Figure content listings:
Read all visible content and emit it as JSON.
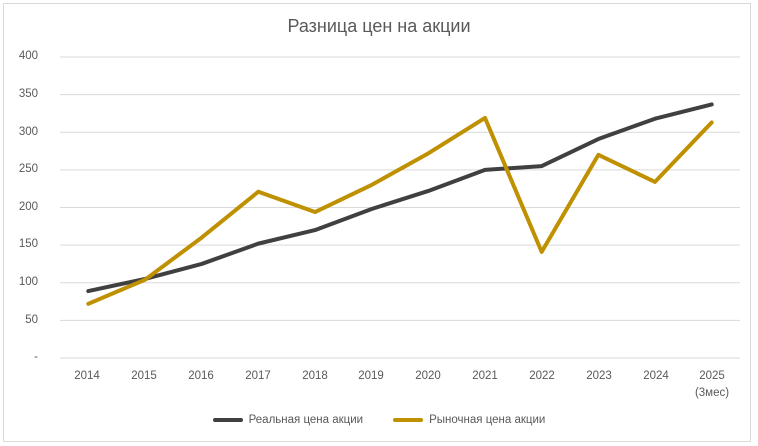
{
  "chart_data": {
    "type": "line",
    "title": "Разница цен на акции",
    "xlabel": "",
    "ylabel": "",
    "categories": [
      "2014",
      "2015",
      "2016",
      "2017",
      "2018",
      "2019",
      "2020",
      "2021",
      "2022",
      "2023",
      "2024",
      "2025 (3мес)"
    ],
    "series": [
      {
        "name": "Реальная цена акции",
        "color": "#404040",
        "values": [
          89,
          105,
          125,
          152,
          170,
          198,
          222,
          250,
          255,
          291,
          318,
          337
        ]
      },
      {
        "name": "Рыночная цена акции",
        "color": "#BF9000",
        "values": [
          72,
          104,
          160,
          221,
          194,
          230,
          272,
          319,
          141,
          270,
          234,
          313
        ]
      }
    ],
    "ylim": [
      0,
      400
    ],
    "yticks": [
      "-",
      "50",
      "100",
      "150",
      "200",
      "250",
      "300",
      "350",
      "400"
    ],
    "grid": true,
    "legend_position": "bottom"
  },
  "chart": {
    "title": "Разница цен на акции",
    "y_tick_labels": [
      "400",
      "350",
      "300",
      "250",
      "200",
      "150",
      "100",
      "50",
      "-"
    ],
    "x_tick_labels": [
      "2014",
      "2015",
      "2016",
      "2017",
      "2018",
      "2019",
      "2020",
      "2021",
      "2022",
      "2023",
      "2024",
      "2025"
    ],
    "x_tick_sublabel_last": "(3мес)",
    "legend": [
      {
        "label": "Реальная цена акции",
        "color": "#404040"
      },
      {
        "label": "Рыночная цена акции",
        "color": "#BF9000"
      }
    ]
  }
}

--

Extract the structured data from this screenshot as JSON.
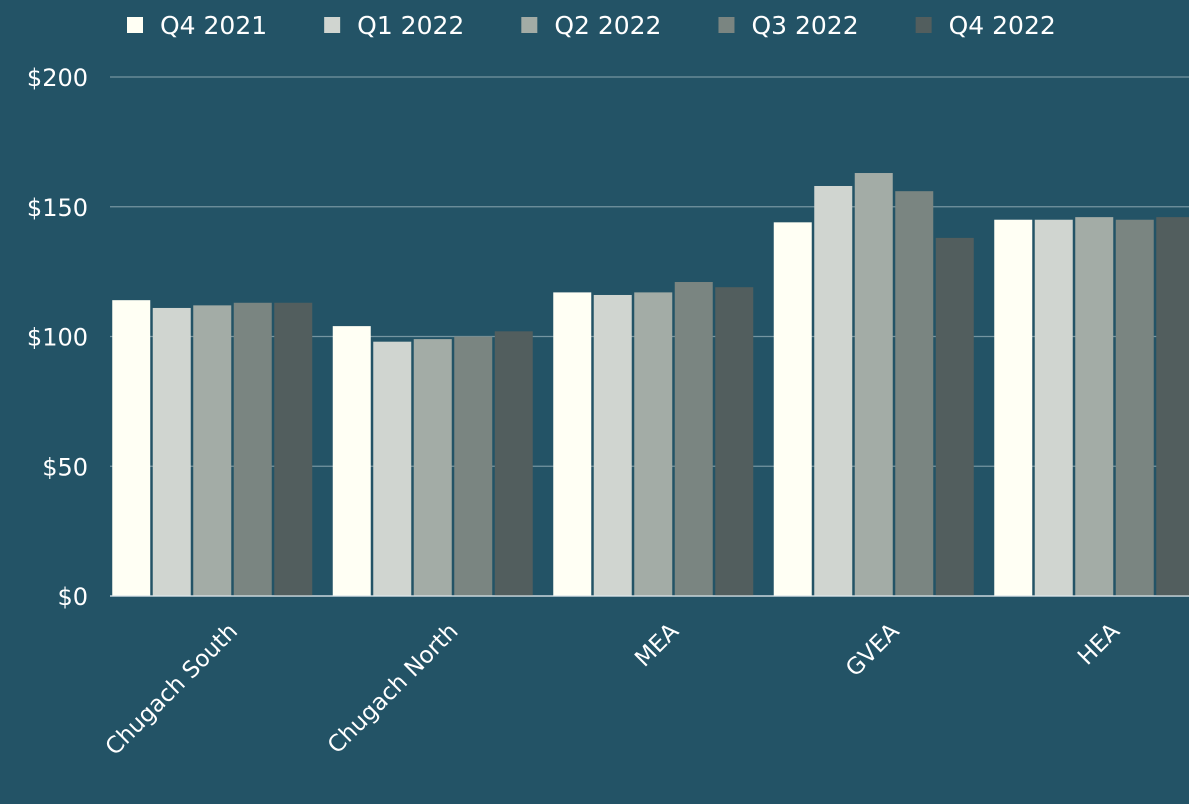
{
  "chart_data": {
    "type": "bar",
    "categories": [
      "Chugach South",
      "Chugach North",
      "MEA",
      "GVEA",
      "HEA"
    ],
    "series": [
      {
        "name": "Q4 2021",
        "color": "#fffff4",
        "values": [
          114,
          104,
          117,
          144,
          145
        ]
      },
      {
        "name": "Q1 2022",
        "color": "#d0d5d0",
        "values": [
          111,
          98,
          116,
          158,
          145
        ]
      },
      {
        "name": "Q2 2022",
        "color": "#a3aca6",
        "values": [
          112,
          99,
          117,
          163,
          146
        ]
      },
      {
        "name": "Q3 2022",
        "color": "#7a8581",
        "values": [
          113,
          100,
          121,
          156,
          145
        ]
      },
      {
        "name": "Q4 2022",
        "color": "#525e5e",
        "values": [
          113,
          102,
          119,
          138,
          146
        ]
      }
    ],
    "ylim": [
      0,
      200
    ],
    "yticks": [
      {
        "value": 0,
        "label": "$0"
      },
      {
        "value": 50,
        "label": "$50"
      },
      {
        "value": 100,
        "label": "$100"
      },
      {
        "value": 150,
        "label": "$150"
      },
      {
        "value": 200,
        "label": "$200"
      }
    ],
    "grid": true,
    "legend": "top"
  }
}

Task brief — Find out how many lines in the listing contain the string "цена". Give the number alone.

Exercise result — 4